• **Exercise**: How many lines in the entries below include the string "this"? Answer with the number only.

----------

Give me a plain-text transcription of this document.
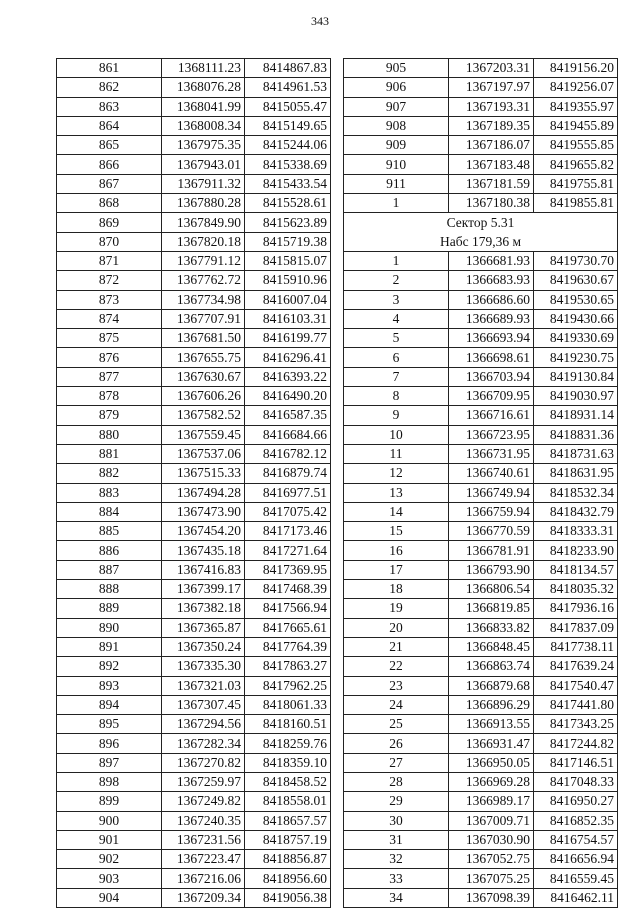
343
861	1368111.23	8414867.83
862	1368076.28	8414961.53
863	1368041.99	8415055.47
864	1368008.34	8415149.65
865	1367975.35	8415244.06
866	1367943.01	8415338.69
867	1367911.32	8415433.54
868	1367880.28	8415528.61
869	1367849.90	8415623.89
870	1367820.18	8415719.38
871	1367791.12	8415815.07
872	1367762.72	8415910.96
873	1367734.98	8416007.04
874	1367707.91	8416103.31
875	1367681.50	8416199.77
876	1367655.75	8416296.41
877	1367630.67	8416393.22
878	1367606.26	8416490.20
879	1367582.52	8416587.35
880	1367559.45	8416684.66
881	1367537.06	8416782.12
882	1367515.33	8416879.74
883	1367494.28	8416977.51
884	1367473.90	8417075.42
885	1367454.20	8417173.46
886	1367435.18	8417271.64
887	1367416.83	8417369.95
888	1367399.17	8417468.39
889	1367382.18	8417566.94
890	1367365.87	8417665.61
891	1367350.24	8417764.39
892	1367335.30	8417863.27
893	1367321.03	8417962.25
894	1367307.45	8418061.33
895	1367294.56	8418160.51
896	1367282.34	8418259.76
897	1367270.82	8418359.10
898	1367259.97	8418458.52
899	1367249.82	8418558.01
900	1367240.35	8418657.57
901	1367231.56	8418757.19
902	1367223.47	8418856.87
903	1367216.06	8418956.60
904	1367209.34	8419056.38
905	1367203.31	8419156.20
906	1367197.97	8419256.07
907	1367193.31	8419355.97
908	1367189.35	8419455.89
909	1367186.07	8419555.85
910	1367183.48	8419655.82
911	1367181.59	8419755.81
1	1367180.38	8419855.81
Сектор 5.31		
Набс 179,36 м		
1	1366681.93	8419730.70
2	1366683.93	8419630.67
3	1366686.60	8419530.65
4	1366689.93	8419430.66
5	1366693.94	8419330.69
6	1366698.61	8419230.75
7	1366703.94	8419130.84
8	1366709.95	8419030.97
9	1366716.61	8418931.14
10	1366723.95	8418831.36
11	1366731.95	8418731.63
12	1366740.61	8418631.95
13	1366749.94	8418532.34
14	1366759.94	8418432.79
15	1366770.59	8418333.31
16	1366781.91	8418233.90
17	1366793.90	8418134.57
18	1366806.54	8418035.32
19	1366819.85	8417936.16
20	1366833.82	8417837.09
21	1366848.45	8417738.11
22	1366863.74	8417639.24
23	1366879.68	8417540.47
24	1366896.29	8417441.80
25	1366913.55	8417343.25
26	1366931.47	8417244.82
27	1366950.05	8417146.51
28	1366969.28	8417048.33
29	1366989.17	8416950.27
30	1367009.71	8416852.35
31	1367030.90	8416754.57
32	1367052.75	8416656.94
33	1367075.25	8416559.45
34	1367098.39	8416462.11
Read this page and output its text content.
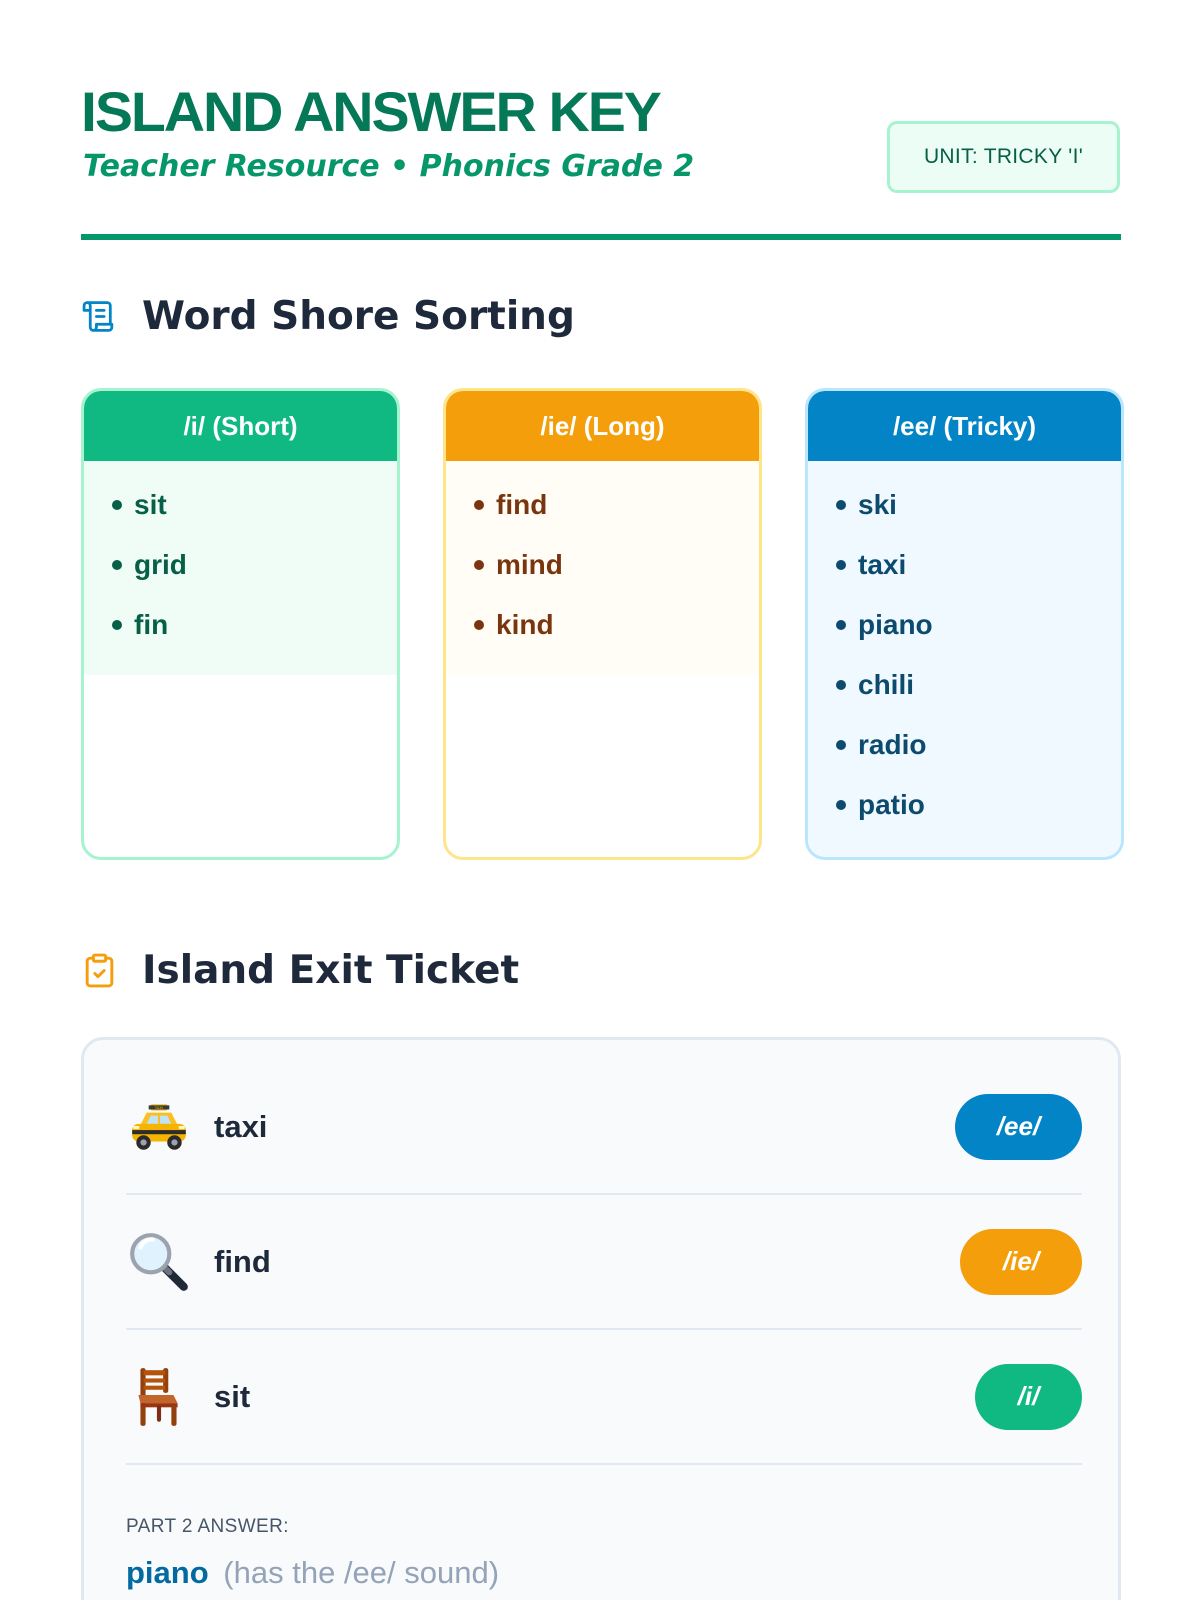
ISLAND ANSWER KEY
Teacher Resource • Phonics Grade 2	UNIT: TRICKY 'I'
Word Shore Sorting
/i/ (Short)
sit
grid
fin
/ie/ (Long)
find
mind
kind
/ee/ (Tricky)
ski
taxi
piano
chili
radio
patio
Island Exit Ticket
TAXI
taxi	/ee/
find	/ie/
sit	/i/
PART 2 ANSWER:
piano (has the /ee/ sound)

----------

• **Worked answer**: 2